# Extrait du texte:
★ ★ ★ ★
Deep state : de Khashoggi à Pujadas

par Jacques-Robert SIMON
samedi 21 novembre 2020

 Comment dominer le Monde ? Comment ressentir cette ivresse qui vous prend quand vous pensez avoir le pouvoir ?

 Jamal Khashoggi est né le 13 octobre 1958 à Médine dans une famille saoudienne intimement liée à la famille royale. Son grand-père, était d’ailleurs le médecin personnel du roi Ibn Saoud, le fondateur du royaume. À la fin des années 1970, il soutient la résistance afghane contre les Soviétiques. Il se pose alors en musulman conservateur. Il réalise alors ses premières interviews d'Oussama ben Laden avec lequel il aura des relations personnelles par la suite. Il étudie par après aux États-Unis puis, de retour en Arabie saoudite, il rejoint les Frères musulmans. Sa véritable carrière de journaliste débute dans différents journaux saoudiens avant d'être nommé rédacteur en chef de ‘Al Madina’, en 1992 puis devenir rédacteur en chef adjoint de ‘Arab News’.

 Dans les années 1990, il est chargé de contacter Oussama ben Laden pour le persuader de renoncer à la clandestinité et de rentrer au pays, sans succès. Avec le temps, Khashoggi se fait le promoteur de la démocratie dans le monde arabe en critiquant les pouvoirs corrompus et en plaidant pour un accroissement de la participation politique de tous, y compris au sein des monarchies du Golfe. En 2003, il est brièvement nommé rédacteur en chef du journal Al-Watan mais, jugé trop progressiste, il en est licencié par le ministre saoudien de l'Information. En 2007, il est à nouveau nommé à la tête de la rédaction de Al-Watan mais il doit le quitter en 2010 pour avoir critiqué des mouvements Salafistes. Il collabore aussi à différents médias internationaux comme spécialiste du Proche-Orient. Demeuré lié aux Frères musulmans, Jamal Khashoggi soutient en 2011 les printemps arabes en jouant la carte de l'islam politique. En décembre 2016, Khashoggi est puni par son propre pays pour avoir ouvertement critiqué Donald Trump et il lui est interdit d'exercer son métier. En 2017, il s'exile aux États-Unis, où il tient une chronique au Washington Post. Il s'oppose alors de plus en plus ouvertement au prince héritier, Mohammed ben Salmane (MBS).

 Jamal Khashoggi s’oppose donc à MBS, la réponse apportée par celui-ci relève de la barbarie antique. Caligula dès le début de notre ère, après avoir poignardé un sénateur, sans le tuer, lui aurait fait énucléer les yeux, puis arracher les organes à l’aide d’une pince, et puis finalement, il l’aurait fait couper en deux. C’est à peu près ce qui arriva à M. Jamal Khashoggi. Le journaliste a été torturé puis démembré vif à l’intérieur du consulat d'Arabie saoudite à Istanbul auprès duquel il souhaitait obtenir un document nécessaire à son remariage. C’est la partie certaine du récit, mais il est aussi probable qu’il ait eu les doigts coupés avant d’être décapité.
★ ★ ★ ★
# Travail à faire:
Prolongez le texte ci-dessus sur Jamal Khashoggi en reprenant juste après sa dernière phrase.
★ ★ ★ ★
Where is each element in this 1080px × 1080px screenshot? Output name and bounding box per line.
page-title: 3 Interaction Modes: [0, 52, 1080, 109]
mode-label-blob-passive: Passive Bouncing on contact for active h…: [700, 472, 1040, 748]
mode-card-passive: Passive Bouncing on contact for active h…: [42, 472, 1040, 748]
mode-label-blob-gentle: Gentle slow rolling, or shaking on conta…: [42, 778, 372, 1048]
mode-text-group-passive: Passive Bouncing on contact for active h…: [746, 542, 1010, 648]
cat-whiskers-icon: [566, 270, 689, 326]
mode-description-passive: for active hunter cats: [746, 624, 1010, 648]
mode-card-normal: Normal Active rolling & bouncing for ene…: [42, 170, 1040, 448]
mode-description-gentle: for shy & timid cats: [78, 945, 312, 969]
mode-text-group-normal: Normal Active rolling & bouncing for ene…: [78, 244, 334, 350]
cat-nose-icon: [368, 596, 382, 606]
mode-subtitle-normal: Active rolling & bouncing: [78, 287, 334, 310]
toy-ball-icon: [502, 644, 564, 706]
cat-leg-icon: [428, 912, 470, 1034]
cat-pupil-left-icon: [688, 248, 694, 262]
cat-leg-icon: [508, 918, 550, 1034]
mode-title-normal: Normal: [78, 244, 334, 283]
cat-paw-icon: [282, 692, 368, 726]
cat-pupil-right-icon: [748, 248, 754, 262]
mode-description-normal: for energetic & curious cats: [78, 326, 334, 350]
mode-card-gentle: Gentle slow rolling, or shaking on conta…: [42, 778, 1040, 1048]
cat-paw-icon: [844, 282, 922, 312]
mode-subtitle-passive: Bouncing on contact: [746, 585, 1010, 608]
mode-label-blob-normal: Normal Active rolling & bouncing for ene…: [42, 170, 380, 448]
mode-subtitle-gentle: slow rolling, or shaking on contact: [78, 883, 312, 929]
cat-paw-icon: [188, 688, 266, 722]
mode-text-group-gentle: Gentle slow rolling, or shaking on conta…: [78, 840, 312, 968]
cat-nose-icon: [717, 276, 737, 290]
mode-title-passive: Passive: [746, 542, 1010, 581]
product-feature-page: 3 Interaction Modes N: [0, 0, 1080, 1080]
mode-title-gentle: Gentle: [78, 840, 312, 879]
★ ★ ★ ★
# Résultat de l'exercice:
 David Pujadas est né le 2 décembre 1964 à Barcelone. Reporter et présentateur de journal au sein du groupe TF1 de 1989 à 2001, il arrive ensuite à France Télévisions et devient jusqu’en juin 2017, le présentateur du journal de 20 heures de France 2. En mai 2017, il est écarté, à la surprise générale, du journal par Delphine Ernotte. On a regretté à la Présidence de France Télévisions : « On a une télévision d’hommes blancs de plus de 50 ans et ça, il va falloir que ça change ». Les nouveaux critères d’évaluation des compétences l’accablaient. Il restera cependant dans le groupe France Télévisions en tant qu'animateur d’émissions politiques. Depuis le 28 août 2017, il présente sur LCI l'émission ‘24h Pujadas’ et le magazine ‘l’info en questions’.

 D. Pujadas n’a pas subi le sort de J. Khashoggi, loin s’en faut. Le système dans lequel il évolue n’a rien de commun avec les mœurs archaïques où évoluaient ce dernier, cependant dans les deux cas une certaine élite se battait pour le pouvoir. M. Pujadas fait d’ailleurs lui-même partie d’une nébuleuse élitiste que l’on peut appeler ‘intelligence collective’ qui décide non pas de tout mais de l’essentiel et qui transforme les événements en images destinées à la multitude. Le pouvoir quel qu’il soit se doit de désigner clairement qui sont ses ennemis, les amis seront ceux qui lutteront avec lui sans même qu’on est besoin de leur demander.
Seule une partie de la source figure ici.